| Instruction |
Wherever a line in the data below holds "Year", copy that line.

| Supplied information |
════════
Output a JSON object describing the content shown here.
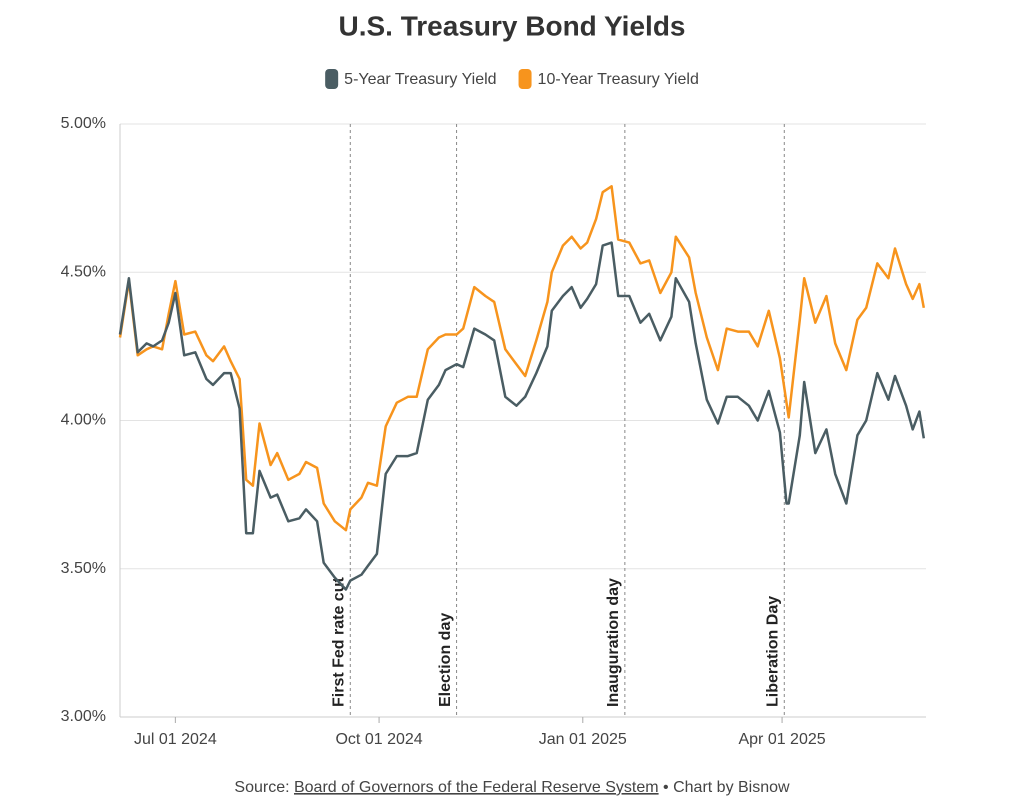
{
  "chart_data": {
    "type": "line",
    "title": "U.S. Treasury Bond Yields",
    "x": [
      "2024-06-06",
      "2024-06-10",
      "2024-06-14",
      "2024-06-18",
      "2024-06-21",
      "2024-06-25",
      "2024-06-28",
      "2024-07-01",
      "2024-07-05",
      "2024-07-10",
      "2024-07-15",
      "2024-07-18",
      "2024-07-23",
      "2024-07-26",
      "2024-07-30",
      "2024-08-02",
      "2024-08-05",
      "2024-08-08",
      "2024-08-13",
      "2024-08-16",
      "2024-08-21",
      "2024-08-26",
      "2024-08-29",
      "2024-09-03",
      "2024-09-06",
      "2024-09-11",
      "2024-09-16",
      "2024-09-18",
      "2024-09-23",
      "2024-09-26",
      "2024-09-30",
      "2024-10-04",
      "2024-10-09",
      "2024-10-14",
      "2024-10-18",
      "2024-10-23",
      "2024-10-28",
      "2024-10-31",
      "2024-11-05",
      "2024-11-08",
      "2024-11-13",
      "2024-11-18",
      "2024-11-22",
      "2024-11-27",
      "2024-12-02",
      "2024-12-06",
      "2024-12-11",
      "2024-12-16",
      "2024-12-18",
      "2024-12-23",
      "2024-12-27",
      "2024-12-31",
      "2025-01-03",
      "2025-01-07",
      "2025-01-10",
      "2025-01-14",
      "2025-01-17",
      "2025-01-22",
      "2025-01-27",
      "2025-01-31",
      "2025-02-05",
      "2025-02-10",
      "2025-02-12",
      "2025-02-18",
      "2025-02-21",
      "2025-02-26",
      "2025-03-03",
      "2025-03-07",
      "2025-03-12",
      "2025-03-17",
      "2025-03-21",
      "2025-03-26",
      "2025-03-31",
      "2025-04-03",
      "2025-04-04",
      "2025-04-09",
      "2025-04-11",
      "2025-04-16",
      "2025-04-21",
      "2025-04-25",
      "2025-04-30",
      "2025-05-05",
      "2025-05-09",
      "2025-05-14",
      "2025-05-19",
      "2025-05-22",
      "2025-05-27",
      "2025-05-30",
      "2025-06-02",
      "2025-06-04"
    ],
    "series": [
      {
        "name": "5-Year Treasury Yield",
        "color": "#4a5d63",
        "values": [
          4.29,
          4.48,
          4.23,
          4.26,
          4.25,
          4.27,
          4.33,
          4.43,
          4.22,
          4.23,
          4.14,
          4.12,
          4.16,
          4.16,
          4.04,
          3.62,
          3.62,
          3.83,
          3.74,
          3.75,
          3.66,
          3.67,
          3.7,
          3.66,
          3.52,
          3.47,
          3.43,
          3.46,
          3.48,
          3.51,
          3.55,
          3.82,
          3.88,
          3.88,
          3.89,
          4.07,
          4.12,
          4.17,
          4.19,
          4.18,
          4.31,
          4.29,
          4.27,
          4.08,
          4.05,
          4.08,
          4.16,
          4.25,
          4.37,
          4.42,
          4.45,
          4.38,
          4.41,
          4.46,
          4.59,
          4.6,
          4.42,
          4.42,
          4.33,
          4.36,
          4.27,
          4.35,
          4.48,
          4.4,
          4.26,
          4.07,
          3.99,
          4.08,
          4.08,
          4.05,
          4.0,
          4.1,
          3.96,
          3.72,
          3.72,
          3.95,
          4.13,
          3.89,
          3.97,
          3.82,
          3.72,
          3.95,
          4.0,
          4.16,
          4.07,
          4.15,
          4.05,
          3.97,
          4.03,
          3.94
        ]
      },
      {
        "name": "10-Year Treasury Yield",
        "color": "#f7941d",
        "values": [
          4.28,
          4.47,
          4.22,
          4.24,
          4.25,
          4.24,
          4.36,
          4.47,
          4.29,
          4.3,
          4.22,
          4.2,
          4.25,
          4.2,
          4.14,
          3.8,
          3.78,
          3.99,
          3.85,
          3.89,
          3.8,
          3.82,
          3.86,
          3.84,
          3.72,
          3.66,
          3.63,
          3.7,
          3.74,
          3.79,
          3.78,
          3.98,
          4.06,
          4.08,
          4.08,
          4.24,
          4.28,
          4.29,
          4.29,
          4.31,
          4.45,
          4.42,
          4.4,
          4.24,
          4.19,
          4.15,
          4.27,
          4.4,
          4.5,
          4.59,
          4.62,
          4.58,
          4.6,
          4.68,
          4.77,
          4.79,
          4.61,
          4.6,
          4.53,
          4.54,
          4.43,
          4.5,
          4.62,
          4.55,
          4.43,
          4.28,
          4.17,
          4.31,
          4.3,
          4.3,
          4.25,
          4.37,
          4.21,
          4.06,
          4.01,
          4.34,
          4.48,
          4.33,
          4.42,
          4.26,
          4.17,
          4.34,
          4.38,
          4.53,
          4.48,
          4.58,
          4.46,
          4.41,
          4.46,
          4.38
        ]
      }
    ],
    "xlim": [
      "2024-06-06",
      "2025-06-05"
    ],
    "xticks": [
      {
        "value": "2024-07-01",
        "label": "Jul 01 2024"
      },
      {
        "value": "2024-10-01",
        "label": "Oct 01 2024"
      },
      {
        "value": "2025-01-01",
        "label": "Jan 01 2025"
      },
      {
        "value": "2025-04-01",
        "label": "Apr 01 2025"
      }
    ],
    "ylim": [
      3,
      5
    ],
    "yticks": [
      {
        "value": 3,
        "label": "3.00%"
      },
      {
        "value": 3.5,
        "label": "3.50%"
      },
      {
        "value": 4,
        "label": "4.00%"
      },
      {
        "value": 4.5,
        "label": "4.50%"
      },
      {
        "value": 5,
        "label": "5.00%"
      }
    ],
    "grid": true,
    "legend": "top",
    "annotations": [
      {
        "x": "2024-09-18",
        "label": "First Fed rate cut"
      },
      {
        "x": "2024-11-05",
        "label": "Election day"
      },
      {
        "x": "2025-01-20",
        "label": "Inauguration day"
      },
      {
        "x": "2025-04-02",
        "label": "Liberation Day"
      }
    ],
    "source": {
      "prefix": "Source:",
      "link": "Board of Governors of the Federal Reserve System",
      "suffix": "• Chart by Bisnow"
    }
  }
}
════════
| Task response |
        "name": "5-Year Treasury Yield",
        "name": "10-Year Treasury Yield",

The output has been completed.